--- Data ---
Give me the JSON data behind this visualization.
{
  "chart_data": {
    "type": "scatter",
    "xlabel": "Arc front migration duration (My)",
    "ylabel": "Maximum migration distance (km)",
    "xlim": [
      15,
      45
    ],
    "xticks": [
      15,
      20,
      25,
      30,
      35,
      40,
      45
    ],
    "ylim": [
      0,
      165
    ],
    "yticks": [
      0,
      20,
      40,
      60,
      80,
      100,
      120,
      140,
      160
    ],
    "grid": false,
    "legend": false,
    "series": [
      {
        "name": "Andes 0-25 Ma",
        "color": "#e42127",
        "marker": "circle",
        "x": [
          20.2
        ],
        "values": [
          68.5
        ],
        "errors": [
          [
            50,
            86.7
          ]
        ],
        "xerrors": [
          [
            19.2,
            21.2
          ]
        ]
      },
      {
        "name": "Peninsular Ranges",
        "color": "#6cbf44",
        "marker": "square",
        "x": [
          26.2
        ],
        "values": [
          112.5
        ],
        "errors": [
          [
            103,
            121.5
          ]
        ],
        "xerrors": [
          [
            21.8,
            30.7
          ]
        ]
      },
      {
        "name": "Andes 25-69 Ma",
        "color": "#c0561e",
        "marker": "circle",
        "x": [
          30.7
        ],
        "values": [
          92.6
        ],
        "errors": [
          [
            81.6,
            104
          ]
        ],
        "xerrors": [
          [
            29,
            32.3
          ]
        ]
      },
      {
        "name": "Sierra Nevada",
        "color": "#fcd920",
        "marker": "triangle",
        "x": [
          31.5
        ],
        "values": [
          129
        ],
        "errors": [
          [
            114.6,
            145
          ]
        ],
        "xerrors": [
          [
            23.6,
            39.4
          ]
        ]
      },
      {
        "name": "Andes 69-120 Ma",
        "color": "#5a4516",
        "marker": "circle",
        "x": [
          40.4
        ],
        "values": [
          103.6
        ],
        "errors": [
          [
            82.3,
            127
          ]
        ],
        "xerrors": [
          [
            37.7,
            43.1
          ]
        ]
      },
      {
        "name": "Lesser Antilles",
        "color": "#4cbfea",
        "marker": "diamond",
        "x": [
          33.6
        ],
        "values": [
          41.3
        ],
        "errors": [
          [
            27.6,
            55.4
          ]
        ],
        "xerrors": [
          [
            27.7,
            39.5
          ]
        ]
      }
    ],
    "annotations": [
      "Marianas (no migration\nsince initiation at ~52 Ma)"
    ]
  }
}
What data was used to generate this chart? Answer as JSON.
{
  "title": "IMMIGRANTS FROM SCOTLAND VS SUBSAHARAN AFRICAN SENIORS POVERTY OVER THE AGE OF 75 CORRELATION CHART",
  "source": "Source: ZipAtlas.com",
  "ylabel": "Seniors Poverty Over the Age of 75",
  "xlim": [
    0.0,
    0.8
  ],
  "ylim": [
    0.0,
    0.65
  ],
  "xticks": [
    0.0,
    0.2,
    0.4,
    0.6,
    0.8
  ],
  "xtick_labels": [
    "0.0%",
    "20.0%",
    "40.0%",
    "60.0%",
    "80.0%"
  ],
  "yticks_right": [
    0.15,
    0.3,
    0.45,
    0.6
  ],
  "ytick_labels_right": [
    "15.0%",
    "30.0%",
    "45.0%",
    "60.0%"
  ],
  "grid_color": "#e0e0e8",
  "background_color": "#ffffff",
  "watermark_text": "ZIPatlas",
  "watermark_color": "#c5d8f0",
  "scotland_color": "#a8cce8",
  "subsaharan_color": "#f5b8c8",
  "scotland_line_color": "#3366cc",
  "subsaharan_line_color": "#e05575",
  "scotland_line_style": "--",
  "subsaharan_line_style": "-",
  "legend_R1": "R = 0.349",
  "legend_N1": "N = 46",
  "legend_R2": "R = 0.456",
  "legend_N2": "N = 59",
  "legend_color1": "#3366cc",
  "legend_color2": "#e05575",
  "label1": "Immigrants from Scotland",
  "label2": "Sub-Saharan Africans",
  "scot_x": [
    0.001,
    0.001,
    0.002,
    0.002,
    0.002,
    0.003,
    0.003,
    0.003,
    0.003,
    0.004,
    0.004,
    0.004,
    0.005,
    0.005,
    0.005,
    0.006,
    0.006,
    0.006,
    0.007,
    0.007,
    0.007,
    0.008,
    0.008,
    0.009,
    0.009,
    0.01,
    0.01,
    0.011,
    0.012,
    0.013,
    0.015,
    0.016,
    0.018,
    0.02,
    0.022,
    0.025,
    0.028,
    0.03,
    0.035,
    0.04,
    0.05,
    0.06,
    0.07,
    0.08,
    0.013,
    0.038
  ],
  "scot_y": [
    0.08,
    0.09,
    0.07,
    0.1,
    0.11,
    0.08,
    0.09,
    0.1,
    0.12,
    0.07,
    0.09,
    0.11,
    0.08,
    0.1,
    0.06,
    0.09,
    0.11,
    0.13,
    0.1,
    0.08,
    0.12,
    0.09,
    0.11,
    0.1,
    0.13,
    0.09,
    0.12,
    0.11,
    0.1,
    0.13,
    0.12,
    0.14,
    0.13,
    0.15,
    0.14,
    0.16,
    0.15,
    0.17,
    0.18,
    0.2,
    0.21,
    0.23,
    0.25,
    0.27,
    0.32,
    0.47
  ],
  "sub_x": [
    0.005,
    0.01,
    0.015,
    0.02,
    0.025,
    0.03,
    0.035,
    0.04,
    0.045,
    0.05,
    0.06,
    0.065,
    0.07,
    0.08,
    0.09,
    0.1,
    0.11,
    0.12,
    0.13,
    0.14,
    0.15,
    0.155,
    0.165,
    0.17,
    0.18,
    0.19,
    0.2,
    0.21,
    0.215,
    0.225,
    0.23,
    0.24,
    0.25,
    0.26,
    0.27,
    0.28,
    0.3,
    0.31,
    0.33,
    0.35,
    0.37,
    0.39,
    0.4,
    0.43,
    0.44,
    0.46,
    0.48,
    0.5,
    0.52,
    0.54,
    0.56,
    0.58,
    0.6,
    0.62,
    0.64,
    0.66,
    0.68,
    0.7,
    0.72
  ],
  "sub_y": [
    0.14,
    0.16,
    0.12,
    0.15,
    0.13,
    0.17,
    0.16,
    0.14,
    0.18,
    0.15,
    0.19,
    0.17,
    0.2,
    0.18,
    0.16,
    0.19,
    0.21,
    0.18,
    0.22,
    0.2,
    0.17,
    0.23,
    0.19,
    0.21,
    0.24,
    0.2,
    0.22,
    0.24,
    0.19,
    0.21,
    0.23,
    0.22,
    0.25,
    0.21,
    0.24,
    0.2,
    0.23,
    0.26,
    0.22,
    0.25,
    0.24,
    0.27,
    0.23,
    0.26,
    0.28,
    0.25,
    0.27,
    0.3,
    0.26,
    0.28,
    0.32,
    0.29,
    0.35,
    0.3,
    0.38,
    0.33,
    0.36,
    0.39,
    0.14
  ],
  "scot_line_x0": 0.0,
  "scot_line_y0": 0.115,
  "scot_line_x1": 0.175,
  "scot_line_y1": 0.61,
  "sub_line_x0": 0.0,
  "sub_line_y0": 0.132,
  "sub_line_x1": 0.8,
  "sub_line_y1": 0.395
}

--- Description of the task ---
All of the entries must be written out exactly as they stand.

--- Solution for this exercise ---
Give me the JSON data behind this visualization.
{
  "chart_data": {
    "type": "scatter",
    "xlabel": "Arc front migration duration (My)",
    "ylabel": "Maximum migration distance (km)",
    "xlim": [
      15,
      45
    ],
    "xticks": [
      15,
      20,
      25,
      30,
      35,
      40,
      45
    ],
    "ylim": [
      0,
      165
    ],
    "yticks": [
      0,
      20,
      40,
      60,
      80,
      100,
      120,
      140,
      160
    ],
    "grid": false,
    "legend": false,
    "series": [
      {
        "name": "Andes 0-25 Ma",
        "color": "#e42127",
        "marker": "circle",
        "x": [
          20.2
        ],
        "values": [
          68.5
        ],
        "errors": [
          [
            50,
            86.7
          ]
        ],
        "xerrors": [
          [
            19.2,
            21.2
          ]
        ]
      },
      {
        "name": "Peninsular Ranges",
        "color": "#6cbf44",
        "marker": "square",
        "x": [
          26.2
        ],
        "values": [
          112.5
        ],
        "errors": [
          [
            103,
            121.5
          ]
        ],
        "xerrors": [
          [
            21.8,
            30.7
          ]
        ]
      },
      {
        "name": "Andes 25-69 Ma",
        "color": "#c0561e",
        "marker": "circle",
        "x": [
          30.7
        ],
        "values": [
          92.6
        ],
        "errors": [
          [
            81.6,
            104
          ]
        ],
        "xerrors": [
          [
            29,
            32.3
          ]
        ]
      },
      {
        "name": "Sierra Nevada",
        "color": "#fcd920",
        "marker": "triangle",
        "x": [
          31.5
        ],
        "values": [
          129
        ],
        "errors": [
          [
            114.6,
            145
          ]
        ],
        "xerrors": [
          [
            23.6,
            39.4
          ]
        ]
      },
      {
        "name": "Andes 69-120 Ma",
        "color": "#5a4516",
        "marker": "circle",
        "x": [
          40.4
        ],
        "values": [
          103.6
        ],
        "errors": [
          [
            82.3,
            127
          ]
        ],
        "xerrors": [
          [
            37.7,
            43.1
          ]
        ]
      },
      {
        "name": "Lesser Antilles",
        "color": "#4cbfea",
        "marker": "diamond",
        "x": [
          33.6
        ],
        "values": [
          41.3
        ],
        "errors": [
          [
            27.6,
            55.4
          ]
        ],
        "xerrors": [
          [
            27.7,
            39.5
          ]
        ]
      }
    ],
    "annotations": [
      "Marianas (no migration\nsince initiation at ~52 Ma)"
    ]
  }
}
What data was used to generate this chart? Answer as JSON.
{
  "title": "IMMIGRANTS FROM SCOTLAND VS SUBSAHARAN AFRICAN SENIORS POVERTY OVER THE AGE OF 75 CORRELATION CHART",
  "source": "Source: ZipAtlas.com",
  "ylabel": "Seniors Poverty Over the Age of 75",
  "xlim": [
    0.0,
    0.8
  ],
  "ylim": [
    0.0,
    0.65
  ],
  "xticks": [
    0.0,
    0.2,
    0.4,
    0.6,
    0.8
  ],
  "xtick_labels": [
    "0.0%",
    "20.0%",
    "40.0%",
    "60.0%",
    "80.0%"
  ],
  "yticks_right": [
    0.15,
    0.3,
    0.45,
    0.6
  ],
  "ytick_labels_right": [
    "15.0%",
    "30.0%",
    "45.0%",
    "60.0%"
  ],
  "grid_color": "#e0e0e8",
  "background_color": "#ffffff",
  "watermark_text": "ZIPatlas",
  "watermark_color": "#c5d8f0",
  "scotland_color": "#a8cce8",
  "subsaharan_color": "#f5b8c8",
  "scotland_line_color": "#3366cc",
  "subsaharan_line_color": "#e05575",
  "scotland_line_style": "--",
  "subsaharan_line_style": "-",
  "legend_R1": "R = 0.349",
  "legend_N1": "N = 46",
  "legend_R2": "R = 0.456",
  "legend_N2": "N = 59",
  "legend_color1": "#3366cc",
  "legend_color2": "#e05575",
  "label1": "Immigrants from Scotland",
  "label2": "Sub-Saharan Africans",
  "scot_x": [
    0.001,
    0.001,
    0.002,
    0.002,
    0.002,
    0.003,
    0.003,
    0.003,
    0.003,
    0.004,
    0.004,
    0.004,
    0.005,
    0.005,
    0.005,
    0.006,
    0.006,
    0.006,
    0.007,
    0.007,
    0.007,
    0.008,
    0.008,
    0.009,
    0.009,
    0.01,
    0.01,
    0.011,
    0.012,
    0.013,
    0.015,
    0.016,
    0.018,
    0.02,
    0.022,
    0.025,
    0.028,
    0.03,
    0.035,
    0.04,
    0.05,
    0.06,
    0.07,
    0.08,
    0.013,
    0.038
  ],
  "scot_y": [
    0.08,
    0.09,
    0.07,
    0.1,
    0.11,
    0.08,
    0.09,
    0.1,
    0.12,
    0.07,
    0.09,
    0.11,
    0.08,
    0.1,
    0.06,
    0.09,
    0.11,
    0.13,
    0.1,
    0.08,
    0.12,
    0.09,
    0.11,
    0.1,
    0.13,
    0.09,
    0.12,
    0.11,
    0.1,
    0.13,
    0.12,
    0.14,
    0.13,
    0.15,
    0.14,
    0.16,
    0.15,
    0.17,
    0.18,
    0.2,
    0.21,
    0.23,
    0.25,
    0.27,
    0.32,
    0.47
  ],
  "sub_x": [
    0.005,
    0.01,
    0.015,
    0.02,
    0.025,
    0.03,
    0.035,
    0.04,
    0.045,
    0.05,
    0.06,
    0.065,
    0.07,
    0.08,
    0.09,
    0.1,
    0.11,
    0.12,
    0.13,
    0.14,
    0.15,
    0.155,
    0.165,
    0.17,
    0.18,
    0.19,
    0.2,
    0.21,
    0.215,
    0.225,
    0.23,
    0.24,
    0.25,
    0.26,
    0.27,
    0.28,
    0.3,
    0.31,
    0.33,
    0.35,
    0.37,
    0.39,
    0.4,
    0.43,
    0.44,
    0.46,
    0.48,
    0.5,
    0.52,
    0.54,
    0.56,
    0.58,
    0.6,
    0.62,
    0.64,
    0.66,
    0.68,
    0.7,
    0.72
  ],
  "sub_y": [
    0.14,
    0.16,
    0.12,
    0.15,
    0.13,
    0.17,
    0.16,
    0.14,
    0.18,
    0.15,
    0.19,
    0.17,
    0.2,
    0.18,
    0.16,
    0.19,
    0.21,
    0.18,
    0.22,
    0.2,
    0.17,
    0.23,
    0.19,
    0.21,
    0.24,
    0.2,
    0.22,
    0.24,
    0.19,
    0.21,
    0.23,
    0.22,
    0.25,
    0.21,
    0.24,
    0.2,
    0.23,
    0.26,
    0.22,
    0.25,
    0.24,
    0.27,
    0.23,
    0.26,
    0.28,
    0.25,
    0.27,
    0.3,
    0.26,
    0.28,
    0.32,
    0.29,
    0.35,
    0.3,
    0.38,
    0.33,
    0.36,
    0.39,
    0.14
  ],
  "scot_line_x0": 0.0,
  "scot_line_y0": 0.115,
  "scot_line_x1": 0.175,
  "scot_line_y1": 0.61,
  "sub_line_x0": 0.0,
  "sub_line_y0": 0.132,
  "sub_line_x1": 0.8,
  "sub_line_y1": 0.395
}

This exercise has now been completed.